— start EXCERPTED RECORDS —
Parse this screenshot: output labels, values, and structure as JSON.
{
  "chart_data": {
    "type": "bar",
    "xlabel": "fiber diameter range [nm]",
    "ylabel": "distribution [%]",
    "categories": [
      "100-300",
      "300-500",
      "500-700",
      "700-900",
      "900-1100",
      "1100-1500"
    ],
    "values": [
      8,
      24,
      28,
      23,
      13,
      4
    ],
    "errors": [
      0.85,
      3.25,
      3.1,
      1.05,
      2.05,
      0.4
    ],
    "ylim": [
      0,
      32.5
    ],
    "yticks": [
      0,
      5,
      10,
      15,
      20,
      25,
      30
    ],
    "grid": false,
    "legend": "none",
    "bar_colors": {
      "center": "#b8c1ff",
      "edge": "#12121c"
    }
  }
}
— end EXCERPTED RECORDS —
WHAT YOU SHOULD DO -
The listing above should be transcribed in full, exactly as written.

WRITTEN ANSWER -
Parse this screenshot: output labels, values, and structure as JSON.
{
  "chart_data": {
    "type": "bar",
    "xlabel": "fiber diameter range [nm]",
    "ylabel": "distribution [%]",
    "categories": [
      "100-300",
      "300-500",
      "500-700",
      "700-900",
      "900-1100",
      "1100-1500"
    ],
    "values": [
      8,
      24,
      28,
      23,
      13,
      4
    ],
    "errors": [
      0.85,
      3.25,
      3.1,
      1.05,
      2.05,
      0.4
    ],
    "ylim": [
      0,
      32.5
    ],
    "yticks": [
      0,
      5,
      10,
      15,
      20,
      25,
      30
    ],
    "grid": false,
    "legend": "none",
    "bar_colors": {
      "center": "#b8c1ff",
      "edge": "#12121c"
    }
  }
}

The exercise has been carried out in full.